Read the listing and extract each line that includes the word "position".

···

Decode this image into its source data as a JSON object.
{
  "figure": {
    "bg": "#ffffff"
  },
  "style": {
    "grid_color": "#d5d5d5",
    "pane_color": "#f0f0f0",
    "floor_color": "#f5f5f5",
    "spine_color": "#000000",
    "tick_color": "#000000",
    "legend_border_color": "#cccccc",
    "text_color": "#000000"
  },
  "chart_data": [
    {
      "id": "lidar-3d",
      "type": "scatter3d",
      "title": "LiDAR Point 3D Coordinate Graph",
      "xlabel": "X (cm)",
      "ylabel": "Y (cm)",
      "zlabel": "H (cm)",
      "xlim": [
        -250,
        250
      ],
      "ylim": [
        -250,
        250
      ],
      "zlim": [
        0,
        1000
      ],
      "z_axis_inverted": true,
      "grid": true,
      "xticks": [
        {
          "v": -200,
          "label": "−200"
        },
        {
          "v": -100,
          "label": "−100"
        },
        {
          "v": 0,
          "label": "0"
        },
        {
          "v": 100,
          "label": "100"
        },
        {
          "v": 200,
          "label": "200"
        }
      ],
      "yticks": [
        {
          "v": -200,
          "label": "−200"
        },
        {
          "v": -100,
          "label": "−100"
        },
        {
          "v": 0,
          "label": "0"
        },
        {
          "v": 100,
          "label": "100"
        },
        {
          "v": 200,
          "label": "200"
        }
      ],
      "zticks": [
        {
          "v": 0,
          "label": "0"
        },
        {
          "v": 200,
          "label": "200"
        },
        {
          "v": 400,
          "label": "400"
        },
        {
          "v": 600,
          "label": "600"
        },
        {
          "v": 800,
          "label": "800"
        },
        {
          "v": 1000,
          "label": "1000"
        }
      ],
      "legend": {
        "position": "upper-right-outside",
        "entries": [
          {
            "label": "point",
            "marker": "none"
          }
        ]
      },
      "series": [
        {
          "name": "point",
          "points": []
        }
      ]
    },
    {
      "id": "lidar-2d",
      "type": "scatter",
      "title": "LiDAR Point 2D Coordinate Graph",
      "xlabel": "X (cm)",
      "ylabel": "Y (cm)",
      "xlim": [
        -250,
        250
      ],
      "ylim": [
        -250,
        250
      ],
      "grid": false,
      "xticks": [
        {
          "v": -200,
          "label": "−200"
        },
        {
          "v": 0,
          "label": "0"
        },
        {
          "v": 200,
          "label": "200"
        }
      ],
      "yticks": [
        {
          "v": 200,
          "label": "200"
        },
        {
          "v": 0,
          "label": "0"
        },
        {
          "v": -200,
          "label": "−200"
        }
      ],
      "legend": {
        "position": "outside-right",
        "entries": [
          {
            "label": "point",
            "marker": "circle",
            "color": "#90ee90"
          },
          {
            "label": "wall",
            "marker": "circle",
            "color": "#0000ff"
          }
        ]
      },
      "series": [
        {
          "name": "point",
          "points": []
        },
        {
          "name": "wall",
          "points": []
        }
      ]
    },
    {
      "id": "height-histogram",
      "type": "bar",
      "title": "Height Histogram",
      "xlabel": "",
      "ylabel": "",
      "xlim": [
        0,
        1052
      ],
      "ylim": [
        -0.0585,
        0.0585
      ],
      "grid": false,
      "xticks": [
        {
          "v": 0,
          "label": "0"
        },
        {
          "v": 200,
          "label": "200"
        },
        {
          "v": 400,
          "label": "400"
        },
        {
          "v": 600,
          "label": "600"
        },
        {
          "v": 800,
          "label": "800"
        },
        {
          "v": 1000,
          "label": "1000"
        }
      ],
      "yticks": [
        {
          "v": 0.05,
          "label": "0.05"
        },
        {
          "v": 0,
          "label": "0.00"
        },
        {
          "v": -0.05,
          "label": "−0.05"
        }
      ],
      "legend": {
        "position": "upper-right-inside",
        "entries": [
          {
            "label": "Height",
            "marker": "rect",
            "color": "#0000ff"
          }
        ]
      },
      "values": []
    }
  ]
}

···

# Correct response
        "position": "upper-right-outside",
        "position": "outside-right",
        "position": "upper-right-inside",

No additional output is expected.